Figure record listings
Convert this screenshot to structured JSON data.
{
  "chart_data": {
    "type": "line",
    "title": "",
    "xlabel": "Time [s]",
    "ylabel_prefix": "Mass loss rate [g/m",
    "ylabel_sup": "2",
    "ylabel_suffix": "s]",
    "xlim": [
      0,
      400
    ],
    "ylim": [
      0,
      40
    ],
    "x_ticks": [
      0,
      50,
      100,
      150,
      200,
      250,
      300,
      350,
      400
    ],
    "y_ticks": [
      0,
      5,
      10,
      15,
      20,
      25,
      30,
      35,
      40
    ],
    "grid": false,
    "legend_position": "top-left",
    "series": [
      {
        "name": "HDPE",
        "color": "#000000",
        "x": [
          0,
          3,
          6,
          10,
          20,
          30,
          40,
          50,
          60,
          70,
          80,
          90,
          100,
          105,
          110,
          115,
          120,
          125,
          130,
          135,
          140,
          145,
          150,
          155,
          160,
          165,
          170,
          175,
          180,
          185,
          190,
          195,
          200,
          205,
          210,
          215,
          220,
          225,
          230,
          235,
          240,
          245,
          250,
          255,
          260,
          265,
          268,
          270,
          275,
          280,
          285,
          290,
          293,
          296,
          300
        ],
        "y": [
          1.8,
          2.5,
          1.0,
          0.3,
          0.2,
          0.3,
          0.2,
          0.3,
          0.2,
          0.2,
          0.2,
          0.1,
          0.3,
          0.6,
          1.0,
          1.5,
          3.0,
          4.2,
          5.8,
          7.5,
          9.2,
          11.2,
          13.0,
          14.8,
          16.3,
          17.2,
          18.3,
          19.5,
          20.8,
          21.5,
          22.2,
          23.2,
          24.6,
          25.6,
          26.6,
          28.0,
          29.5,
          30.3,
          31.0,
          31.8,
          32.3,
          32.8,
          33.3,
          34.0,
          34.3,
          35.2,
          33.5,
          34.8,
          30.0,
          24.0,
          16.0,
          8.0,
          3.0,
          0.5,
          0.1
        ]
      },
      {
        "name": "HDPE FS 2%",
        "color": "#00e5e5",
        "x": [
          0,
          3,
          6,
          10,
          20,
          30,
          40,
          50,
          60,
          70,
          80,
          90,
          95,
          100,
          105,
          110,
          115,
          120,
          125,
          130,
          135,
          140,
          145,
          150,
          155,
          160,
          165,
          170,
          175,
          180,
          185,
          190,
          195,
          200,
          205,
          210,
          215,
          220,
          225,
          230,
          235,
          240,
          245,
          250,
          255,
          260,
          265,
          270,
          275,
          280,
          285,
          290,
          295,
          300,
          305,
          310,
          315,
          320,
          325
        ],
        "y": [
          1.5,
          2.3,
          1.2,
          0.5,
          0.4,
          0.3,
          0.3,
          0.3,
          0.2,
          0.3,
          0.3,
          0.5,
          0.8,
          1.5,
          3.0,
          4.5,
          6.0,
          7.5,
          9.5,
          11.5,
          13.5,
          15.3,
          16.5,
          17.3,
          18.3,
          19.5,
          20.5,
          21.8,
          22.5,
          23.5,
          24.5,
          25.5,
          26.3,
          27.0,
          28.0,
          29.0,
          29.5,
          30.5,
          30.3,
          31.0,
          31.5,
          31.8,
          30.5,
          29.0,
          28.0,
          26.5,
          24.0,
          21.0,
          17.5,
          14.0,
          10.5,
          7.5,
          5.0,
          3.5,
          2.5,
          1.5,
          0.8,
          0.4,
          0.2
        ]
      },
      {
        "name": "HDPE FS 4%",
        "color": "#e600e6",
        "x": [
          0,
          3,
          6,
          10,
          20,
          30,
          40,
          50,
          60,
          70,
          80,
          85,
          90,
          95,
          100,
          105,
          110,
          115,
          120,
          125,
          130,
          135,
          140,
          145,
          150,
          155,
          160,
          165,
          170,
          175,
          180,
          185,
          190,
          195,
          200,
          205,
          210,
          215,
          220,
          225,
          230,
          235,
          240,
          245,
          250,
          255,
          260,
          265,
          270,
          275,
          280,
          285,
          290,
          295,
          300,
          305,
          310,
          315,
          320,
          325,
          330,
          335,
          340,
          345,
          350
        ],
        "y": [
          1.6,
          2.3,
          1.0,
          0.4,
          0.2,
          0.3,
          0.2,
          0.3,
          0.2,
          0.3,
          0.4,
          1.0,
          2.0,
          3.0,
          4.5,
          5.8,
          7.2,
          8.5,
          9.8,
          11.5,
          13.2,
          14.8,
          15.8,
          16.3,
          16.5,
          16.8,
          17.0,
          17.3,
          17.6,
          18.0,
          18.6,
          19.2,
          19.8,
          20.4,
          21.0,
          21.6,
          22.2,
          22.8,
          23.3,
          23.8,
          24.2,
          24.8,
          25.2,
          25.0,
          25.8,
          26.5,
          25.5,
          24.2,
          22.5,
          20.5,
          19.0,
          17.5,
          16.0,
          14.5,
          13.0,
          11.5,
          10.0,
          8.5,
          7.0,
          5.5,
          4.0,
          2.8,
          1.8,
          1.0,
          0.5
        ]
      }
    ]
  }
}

## What is asked
Copy every line in the records above that contains the word "HDPE".

## Expected output
        "name": "HDPE",
        "name": "HDPE FS 2%",
        "name": "HDPE FS 4%",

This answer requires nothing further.